(Collected data entries)
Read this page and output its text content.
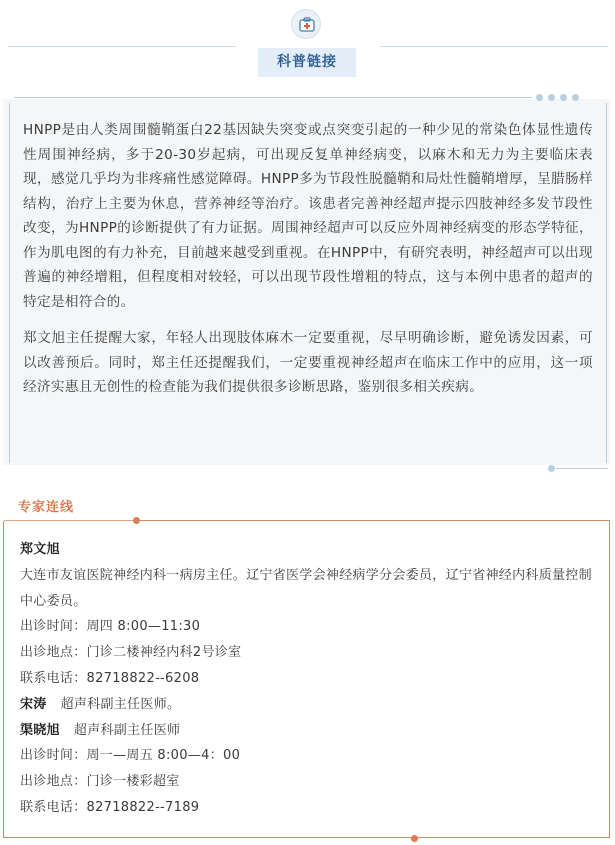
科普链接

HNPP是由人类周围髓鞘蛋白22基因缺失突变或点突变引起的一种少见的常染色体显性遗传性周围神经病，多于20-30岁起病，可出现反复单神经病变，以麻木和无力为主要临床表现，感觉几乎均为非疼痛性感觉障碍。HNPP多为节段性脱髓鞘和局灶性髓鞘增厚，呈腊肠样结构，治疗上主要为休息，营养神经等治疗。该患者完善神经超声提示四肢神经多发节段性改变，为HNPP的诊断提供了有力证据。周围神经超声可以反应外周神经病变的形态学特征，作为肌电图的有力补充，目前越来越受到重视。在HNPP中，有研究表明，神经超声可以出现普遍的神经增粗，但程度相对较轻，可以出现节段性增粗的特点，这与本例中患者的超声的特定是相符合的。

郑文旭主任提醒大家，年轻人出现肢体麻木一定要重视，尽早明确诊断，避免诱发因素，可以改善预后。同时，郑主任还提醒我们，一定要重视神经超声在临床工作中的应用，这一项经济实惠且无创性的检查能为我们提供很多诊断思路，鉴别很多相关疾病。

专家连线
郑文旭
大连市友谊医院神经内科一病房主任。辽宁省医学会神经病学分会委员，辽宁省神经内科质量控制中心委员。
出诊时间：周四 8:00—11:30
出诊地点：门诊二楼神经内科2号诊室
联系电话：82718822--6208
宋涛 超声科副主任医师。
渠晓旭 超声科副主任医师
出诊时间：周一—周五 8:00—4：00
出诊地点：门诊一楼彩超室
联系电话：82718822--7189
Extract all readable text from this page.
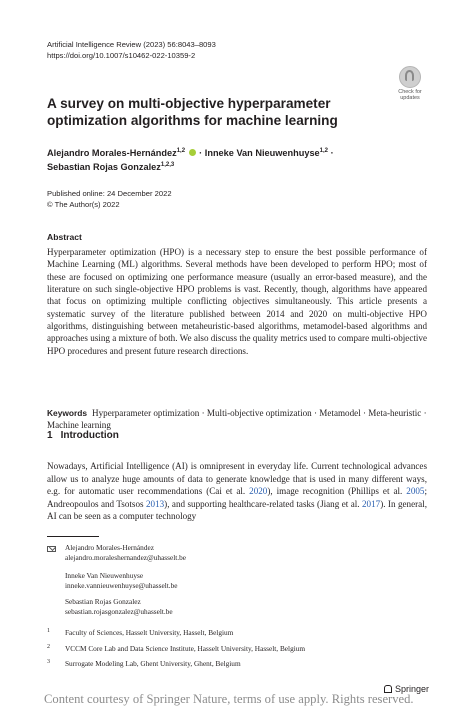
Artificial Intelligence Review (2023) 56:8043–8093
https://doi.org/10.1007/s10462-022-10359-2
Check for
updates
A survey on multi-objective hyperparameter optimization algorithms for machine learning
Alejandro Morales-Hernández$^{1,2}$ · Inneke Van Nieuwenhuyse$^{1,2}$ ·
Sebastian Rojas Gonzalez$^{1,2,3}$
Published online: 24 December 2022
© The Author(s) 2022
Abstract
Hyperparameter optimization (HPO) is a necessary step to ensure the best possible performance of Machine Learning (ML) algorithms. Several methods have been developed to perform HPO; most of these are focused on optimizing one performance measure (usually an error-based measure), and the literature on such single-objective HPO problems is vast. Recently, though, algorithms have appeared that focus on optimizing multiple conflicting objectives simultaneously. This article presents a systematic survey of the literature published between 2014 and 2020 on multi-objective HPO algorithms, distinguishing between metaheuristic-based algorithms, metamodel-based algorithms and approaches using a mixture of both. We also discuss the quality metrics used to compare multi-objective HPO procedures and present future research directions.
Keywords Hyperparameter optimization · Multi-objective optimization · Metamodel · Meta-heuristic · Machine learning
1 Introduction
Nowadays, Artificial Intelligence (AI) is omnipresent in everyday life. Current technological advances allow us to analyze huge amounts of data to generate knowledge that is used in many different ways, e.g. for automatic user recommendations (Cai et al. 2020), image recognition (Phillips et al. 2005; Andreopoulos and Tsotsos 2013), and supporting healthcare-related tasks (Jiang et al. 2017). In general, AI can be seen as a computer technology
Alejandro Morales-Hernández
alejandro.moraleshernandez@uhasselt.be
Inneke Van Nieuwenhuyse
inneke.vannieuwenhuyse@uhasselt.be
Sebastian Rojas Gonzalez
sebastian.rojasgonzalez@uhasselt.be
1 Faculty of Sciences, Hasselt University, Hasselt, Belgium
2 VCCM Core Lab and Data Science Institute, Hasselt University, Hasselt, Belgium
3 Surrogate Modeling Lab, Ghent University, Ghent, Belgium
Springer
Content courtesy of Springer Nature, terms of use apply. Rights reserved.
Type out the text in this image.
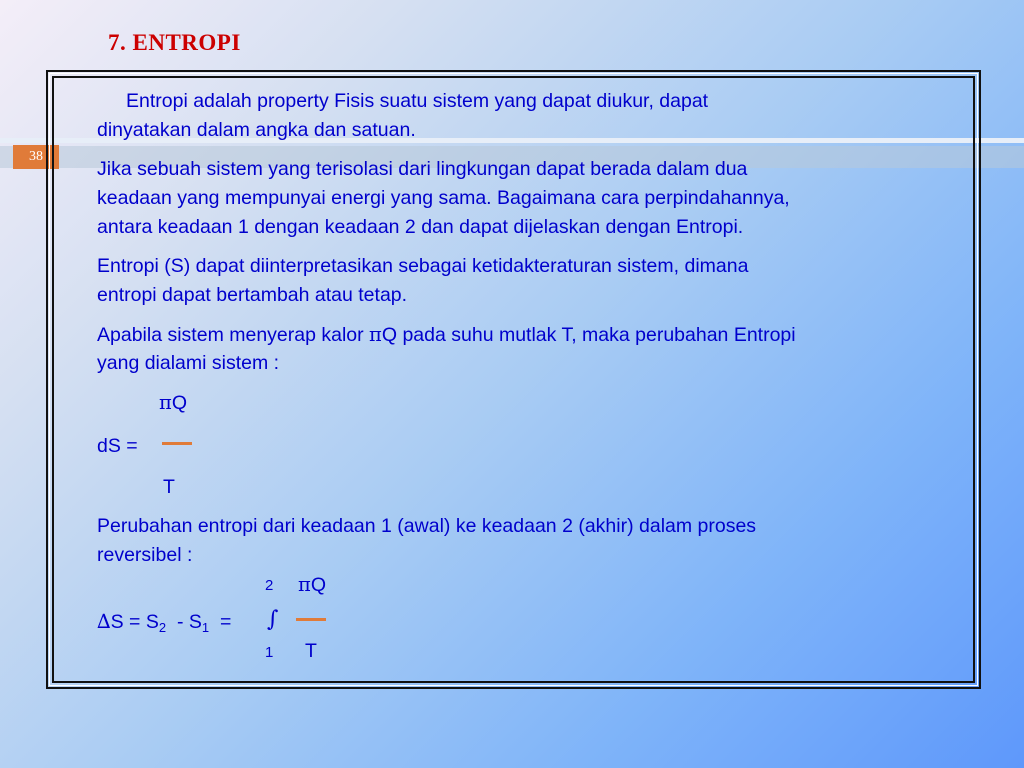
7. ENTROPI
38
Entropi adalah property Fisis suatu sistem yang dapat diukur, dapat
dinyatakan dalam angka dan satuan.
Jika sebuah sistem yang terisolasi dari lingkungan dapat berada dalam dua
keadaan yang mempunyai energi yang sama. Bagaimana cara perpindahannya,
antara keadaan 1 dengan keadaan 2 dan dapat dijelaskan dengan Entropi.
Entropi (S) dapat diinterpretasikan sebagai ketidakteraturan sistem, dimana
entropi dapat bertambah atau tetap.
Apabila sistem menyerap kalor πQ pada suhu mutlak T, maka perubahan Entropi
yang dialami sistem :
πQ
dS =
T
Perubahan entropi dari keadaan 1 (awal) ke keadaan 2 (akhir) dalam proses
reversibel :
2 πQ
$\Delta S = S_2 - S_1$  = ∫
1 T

■ **Instructions to follow**
Make an exact reproduction of the listing above, without any pictures.

■ **Task output**
Read this page and output its text content.
科普链接

HNPP是由人类周围髓鞘蛋白22基因缺失突变或点突变引起的一种少见的常染色体显性遗传性周围神经病，多于20-30岁起病，可出现反复单神经病变，以麻木和无力为主要临床表现，感觉几乎均为非疼痛性感觉障碍。HNPP多为节段性脱髓鞘和局灶性髓鞘增厚，呈腊肠样结构，治疗上主要为休息，营养神经等治疗。该患者完善神经超声提示四肢神经多发节段性改变，为HNPP的诊断提供了有力证据。周围神经超声可以反应外周神经病变的形态学特征，作为肌电图的有力补充，目前越来越受到重视。在HNPP中，有研究表明，神经超声可以出现普遍的神经增粗，但程度相对较轻，可以出现节段性增粗的特点，这与本例中患者的超声的特定是相符合的。

郑文旭主任提醒大家，年轻人出现肢体麻木一定要重视，尽早明确诊断，避免诱发因素，可以改善预后。同时，郑主任还提醒我们，一定要重视神经超声在临床工作中的应用，这一项经济实惠且无创性的检查能为我们提供很多诊断思路，鉴别很多相关疾病。

专家连线
郑文旭
大连市友谊医院神经内科一病房主任。辽宁省医学会神经病学分会委员，辽宁省神经内科质量控制中心委员。
出诊时间：周四 8:00—11:30
出诊地点：门诊二楼神经内科2号诊室
联系电话：82718822--6208
宋涛 超声科副主任医师。
渠晓旭 超声科副主任医师
出诊时间：周一—周五 8:00—4：00
出诊地点：门诊一楼彩超室
联系电话：82718822--7189
Extract all readable text from this page.
Artificial Intelligence Review (2023) 56:8043–8093
https://doi.org/10.1007/s10462-022-10359-2
Check for
updates
A survey on multi-objective hyperparameter optimization algorithms for machine learning
Alejandro Morales-Hernández$^{1,2}$ · Inneke Van Nieuwenhuyse$^{1,2}$ ·
Sebastian Rojas Gonzalez$^{1,2,3}$
Published online: 24 December 2022
© The Author(s) 2022
Abstract
Hyperparameter optimization (HPO) is a necessary step to ensure the best possible performance of Machine Learning (ML) algorithms. Several methods have been developed to perform HPO; most of these are focused on optimizing one performance measure (usually an error-based measure), and the literature on such single-objective HPO problems is vast. Recently, though, algorithms have appeared that focus on optimizing multiple conflicting objectives simultaneously. This article presents a systematic survey of the literature published between 2014 and 2020 on multi-objective HPO algorithms, distinguishing between metaheuristic-based algorithms, metamodel-based algorithms and approaches using a mixture of both. We also discuss the quality metrics used to compare multi-objective HPO procedures and present future research directions.
Keywords Hyperparameter optimization · Multi-objective optimization · Metamodel · Meta-heuristic · Machine learning
1 Introduction
Nowadays, Artificial Intelligence (AI) is omnipresent in everyday life. Current technological advances allow us to analyze huge amounts of data to generate knowledge that is used in many different ways, e.g. for automatic user recommendations (Cai et al. 2020), image recognition (Phillips et al. 2005; Andreopoulos and Tsotsos 2013), and supporting healthcare-related tasks (Jiang et al. 2017). In general, AI can be seen as a computer technology
Alejandro Morales-Hernández
alejandro.moraleshernandez@uhasselt.be
Inneke Van Nieuwenhuyse
inneke.vannieuwenhuyse@uhasselt.be
Sebastian Rojas Gonzalez
sebastian.rojasgonzalez@uhasselt.be
1 Faculty of Sciences, Hasselt University, Hasselt, Belgium
2 VCCM Core Lab and Data Science Institute, Hasselt University, Hasselt, Belgium
3 Surrogate Modeling Lab, Ghent University, Ghent, Belgium
Springer
Content courtesy of Springer Nature, terms of use apply. Rights reserved.
Type out the text in this image.
7. ENTROPI
38
Entropi adalah property Fisis suatu sistem yang dapat diukur, dapat
dinyatakan dalam angka dan satuan.
Jika sebuah sistem yang terisolasi dari lingkungan dapat berada dalam dua
keadaan yang mempunyai energi yang sama. Bagaimana cara perpindahannya,
antara keadaan 1 dengan keadaan 2 dan dapat dijelaskan dengan Entropi.
Entropi (S) dapat diinterpretasikan sebagai ketidakteraturan sistem, dimana
entropi dapat bertambah atau tetap.
Apabila sistem menyerap kalor πQ pada suhu mutlak T, maka perubahan Entropi
yang dialami sistem :
πQ
dS =
T
Perubahan entropi dari keadaan 1 (awal) ke keadaan 2 (akhir) dalam proses
reversibel :
2 πQ
$\Delta S = S_2 - S_1$  = ∫
1 T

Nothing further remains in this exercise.